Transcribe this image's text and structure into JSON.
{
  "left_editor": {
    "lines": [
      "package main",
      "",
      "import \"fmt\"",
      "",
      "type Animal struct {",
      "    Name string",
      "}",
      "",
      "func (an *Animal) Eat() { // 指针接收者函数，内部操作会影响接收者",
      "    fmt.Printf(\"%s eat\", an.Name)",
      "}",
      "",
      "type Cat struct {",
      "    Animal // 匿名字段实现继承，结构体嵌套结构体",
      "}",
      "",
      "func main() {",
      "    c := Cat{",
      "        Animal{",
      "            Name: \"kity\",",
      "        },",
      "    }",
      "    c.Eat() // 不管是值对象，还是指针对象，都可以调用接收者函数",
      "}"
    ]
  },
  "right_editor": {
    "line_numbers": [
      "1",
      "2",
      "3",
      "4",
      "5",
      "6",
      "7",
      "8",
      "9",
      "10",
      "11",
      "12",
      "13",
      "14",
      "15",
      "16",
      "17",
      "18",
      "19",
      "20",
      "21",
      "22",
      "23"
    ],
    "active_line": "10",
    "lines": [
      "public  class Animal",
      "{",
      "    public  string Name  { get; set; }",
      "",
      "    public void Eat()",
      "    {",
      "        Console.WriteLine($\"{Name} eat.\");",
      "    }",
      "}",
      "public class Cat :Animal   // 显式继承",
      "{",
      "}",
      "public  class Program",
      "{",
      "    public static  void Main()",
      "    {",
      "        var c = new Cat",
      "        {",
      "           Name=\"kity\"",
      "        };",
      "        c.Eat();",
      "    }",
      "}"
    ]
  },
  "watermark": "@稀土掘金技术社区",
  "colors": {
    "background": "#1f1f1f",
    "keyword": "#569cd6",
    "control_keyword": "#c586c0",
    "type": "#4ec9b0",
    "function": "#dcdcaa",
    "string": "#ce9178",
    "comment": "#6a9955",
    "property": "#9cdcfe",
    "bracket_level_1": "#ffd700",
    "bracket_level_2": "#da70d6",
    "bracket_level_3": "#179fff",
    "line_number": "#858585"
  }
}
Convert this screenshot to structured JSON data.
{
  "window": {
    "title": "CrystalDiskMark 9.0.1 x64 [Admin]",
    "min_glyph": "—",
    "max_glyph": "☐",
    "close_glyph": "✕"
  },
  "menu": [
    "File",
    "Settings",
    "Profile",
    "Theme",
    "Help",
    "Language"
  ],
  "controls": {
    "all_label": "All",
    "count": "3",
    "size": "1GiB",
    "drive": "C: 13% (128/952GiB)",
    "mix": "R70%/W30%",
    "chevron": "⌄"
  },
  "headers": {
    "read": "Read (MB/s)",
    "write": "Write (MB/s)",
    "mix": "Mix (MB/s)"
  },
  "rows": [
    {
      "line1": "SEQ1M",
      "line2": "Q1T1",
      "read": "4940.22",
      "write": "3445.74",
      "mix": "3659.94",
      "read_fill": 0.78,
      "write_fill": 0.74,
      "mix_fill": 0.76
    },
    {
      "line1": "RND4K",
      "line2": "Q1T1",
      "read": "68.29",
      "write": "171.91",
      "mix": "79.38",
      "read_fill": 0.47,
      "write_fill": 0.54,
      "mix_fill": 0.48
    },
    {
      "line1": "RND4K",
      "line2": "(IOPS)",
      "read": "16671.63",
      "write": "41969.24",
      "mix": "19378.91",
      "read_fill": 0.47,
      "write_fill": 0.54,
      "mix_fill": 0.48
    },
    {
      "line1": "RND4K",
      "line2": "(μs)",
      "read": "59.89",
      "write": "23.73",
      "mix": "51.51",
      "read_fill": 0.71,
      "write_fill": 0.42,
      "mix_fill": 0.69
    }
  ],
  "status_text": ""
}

----------

▶ What you need to do:
Repeat back the data above, exact to the last character.

▶ The result:
Transcribe this image's text and structure into JSON.
{
  "left_editor": {
    "lines": [
      "package main",
      "",
      "import \"fmt\"",
      "",
      "type Animal struct {",
      "    Name string",
      "}",
      "",
      "func (an *Animal) Eat() { // 指针接收者函数，内部操作会影响接收者",
      "    fmt.Printf(\"%s eat\", an.Name)",
      "}",
      "",
      "type Cat struct {",
      "    Animal // 匿名字段实现继承，结构体嵌套结构体",
      "}",
      "",
      "func main() {",
      "    c := Cat{",
      "        Animal{",
      "            Name: \"kity\",",
      "        },",
      "    }",
      "    c.Eat() // 不管是值对象，还是指针对象，都可以调用接收者函数",
      "}"
    ]
  },
  "right_editor": {
    "line_numbers": [
      "1",
      "2",
      "3",
      "4",
      "5",
      "6",
      "7",
      "8",
      "9",
      "10",
      "11",
      "12",
      "13",
      "14",
      "15",
      "16",
      "17",
      "18",
      "19",
      "20",
      "21",
      "22",
      "23"
    ],
    "active_line": "10",
    "lines": [
      "public  class Animal",
      "{",
      "    public  string Name  { get; set; }",
      "",
      "    public void Eat()",
      "    {",
      "        Console.WriteLine($\"{Name} eat.\");",
      "    }",
      "}",
      "public class Cat :Animal   // 显式继承",
      "{",
      "}",
      "public  class Program",
      "{",
      "    public static  void Main()",
      "    {",
      "        var c = new Cat",
      "        {",
      "           Name=\"kity\"",
      "        };",
      "        c.Eat();",
      "    }",
      "}"
    ]
  },
  "watermark": "@稀土掘金技术社区",
  "colors": {
    "background": "#1f1f1f",
    "keyword": "#569cd6",
    "control_keyword": "#c586c0",
    "type": "#4ec9b0",
    "function": "#dcdcaa",
    "string": "#ce9178",
    "comment": "#6a9955",
    "property": "#9cdcfe",
    "bracket_level_1": "#ffd700",
    "bracket_level_2": "#da70d6",
    "bracket_level_3": "#179fff",
    "line_number": "#858585"
  }
}
Convert this screenshot to structured JSON data.
{
  "window": {
    "title": "CrystalDiskMark 9.0.1 x64 [Admin]",
    "min_glyph": "—",
    "max_glyph": "☐",
    "close_glyph": "✕"
  },
  "menu": [
    "File",
    "Settings",
    "Profile",
    "Theme",
    "Help",
    "Language"
  ],
  "controls": {
    "all_label": "All",
    "count": "3",
    "size": "1GiB",
    "drive": "C: 13% (128/952GiB)",
    "mix": "R70%/W30%",
    "chevron": "⌄"
  },
  "headers": {
    "read": "Read (MB/s)",
    "write": "Write (MB/s)",
    "mix": "Mix (MB/s)"
  },
  "rows": [
    {
      "line1": "SEQ1M",
      "line2": "Q1T1",
      "read": "4940.22",
      "write": "3445.74",
      "mix": "3659.94",
      "read_fill": 0.78,
      "write_fill": 0.74,
      "mix_fill": 0.76
    },
    {
      "line1": "RND4K",
      "line2": "Q1T1",
      "read": "68.29",
      "write": "171.91",
      "mix": "79.38",
      "read_fill": 0.47,
      "write_fill": 0.54,
      "mix_fill": 0.48
    },
    {
      "line1": "RND4K",
      "line2": "(IOPS)",
      "read": "16671.63",
      "write": "41969.24",
      "mix": "19378.91",
      "read_fill": 0.47,
      "write_fill": 0.54,
      "mix_fill": 0.48
    },
    {
      "line1": "RND4K",
      "line2": "(μs)",
      "read": "59.89",
      "write": "23.73",
      "mix": "51.51",
      "read_fill": 0.71,
      "write_fill": 0.42,
      "mix_fill": 0.69
    }
  ],
  "status_text": ""
}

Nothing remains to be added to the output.